Task statement:
Count the rows below that contain the word "exon", treating uppercase and lowercase as different. Give only the number.

Record extracts:
┌──
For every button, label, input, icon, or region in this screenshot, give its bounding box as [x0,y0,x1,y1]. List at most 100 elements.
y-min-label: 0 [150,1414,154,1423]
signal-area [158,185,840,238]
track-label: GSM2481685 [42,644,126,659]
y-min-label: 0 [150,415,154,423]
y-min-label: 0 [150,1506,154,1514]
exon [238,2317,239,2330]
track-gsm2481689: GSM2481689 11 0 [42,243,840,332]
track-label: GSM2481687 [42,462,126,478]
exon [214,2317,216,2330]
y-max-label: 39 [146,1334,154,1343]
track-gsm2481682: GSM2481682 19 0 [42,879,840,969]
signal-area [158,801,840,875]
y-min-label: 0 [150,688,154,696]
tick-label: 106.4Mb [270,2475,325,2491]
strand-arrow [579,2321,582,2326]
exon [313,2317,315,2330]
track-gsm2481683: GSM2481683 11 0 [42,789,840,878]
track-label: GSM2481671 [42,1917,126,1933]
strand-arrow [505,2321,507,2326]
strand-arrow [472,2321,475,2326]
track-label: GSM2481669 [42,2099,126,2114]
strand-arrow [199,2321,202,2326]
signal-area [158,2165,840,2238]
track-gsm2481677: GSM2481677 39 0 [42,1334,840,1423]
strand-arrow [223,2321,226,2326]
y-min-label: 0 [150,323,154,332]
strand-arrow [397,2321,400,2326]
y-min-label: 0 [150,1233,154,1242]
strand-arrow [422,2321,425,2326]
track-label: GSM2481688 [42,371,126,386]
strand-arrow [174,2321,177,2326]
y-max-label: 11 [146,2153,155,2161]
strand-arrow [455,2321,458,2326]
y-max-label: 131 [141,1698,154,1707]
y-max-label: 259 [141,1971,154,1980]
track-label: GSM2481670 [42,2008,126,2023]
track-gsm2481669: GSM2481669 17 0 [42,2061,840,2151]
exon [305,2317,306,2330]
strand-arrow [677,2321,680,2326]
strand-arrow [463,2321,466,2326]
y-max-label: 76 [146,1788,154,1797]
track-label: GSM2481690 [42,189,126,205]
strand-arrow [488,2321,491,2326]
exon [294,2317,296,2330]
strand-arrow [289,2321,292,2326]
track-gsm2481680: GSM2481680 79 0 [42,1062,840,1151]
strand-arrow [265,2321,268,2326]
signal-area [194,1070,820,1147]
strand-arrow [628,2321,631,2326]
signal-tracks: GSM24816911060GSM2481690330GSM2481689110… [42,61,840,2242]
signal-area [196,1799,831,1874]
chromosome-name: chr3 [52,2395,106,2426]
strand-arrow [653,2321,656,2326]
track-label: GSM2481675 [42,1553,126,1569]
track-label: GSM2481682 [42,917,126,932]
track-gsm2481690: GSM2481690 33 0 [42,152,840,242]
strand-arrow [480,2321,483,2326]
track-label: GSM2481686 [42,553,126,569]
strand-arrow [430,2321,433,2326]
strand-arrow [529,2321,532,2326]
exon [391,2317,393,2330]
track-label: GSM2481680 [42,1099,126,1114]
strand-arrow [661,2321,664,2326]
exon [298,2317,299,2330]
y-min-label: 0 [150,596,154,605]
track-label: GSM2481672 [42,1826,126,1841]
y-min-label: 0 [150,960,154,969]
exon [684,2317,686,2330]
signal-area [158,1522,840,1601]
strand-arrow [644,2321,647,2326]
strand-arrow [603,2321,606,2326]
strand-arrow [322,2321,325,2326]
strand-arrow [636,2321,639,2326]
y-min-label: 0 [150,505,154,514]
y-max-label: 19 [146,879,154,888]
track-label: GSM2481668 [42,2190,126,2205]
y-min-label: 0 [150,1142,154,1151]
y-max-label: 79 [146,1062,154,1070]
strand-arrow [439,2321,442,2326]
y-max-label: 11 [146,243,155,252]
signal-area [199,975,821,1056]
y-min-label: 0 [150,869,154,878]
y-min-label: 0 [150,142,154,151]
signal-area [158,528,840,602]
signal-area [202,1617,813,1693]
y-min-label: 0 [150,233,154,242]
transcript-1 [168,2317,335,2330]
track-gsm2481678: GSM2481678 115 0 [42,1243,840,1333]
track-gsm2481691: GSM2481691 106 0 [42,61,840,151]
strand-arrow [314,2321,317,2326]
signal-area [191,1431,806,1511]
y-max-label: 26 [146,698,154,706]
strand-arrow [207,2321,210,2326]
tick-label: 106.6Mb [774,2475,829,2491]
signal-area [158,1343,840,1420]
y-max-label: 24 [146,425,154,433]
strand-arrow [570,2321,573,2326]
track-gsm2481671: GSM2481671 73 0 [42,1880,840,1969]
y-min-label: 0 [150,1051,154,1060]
└──
Solution to this exercise:
8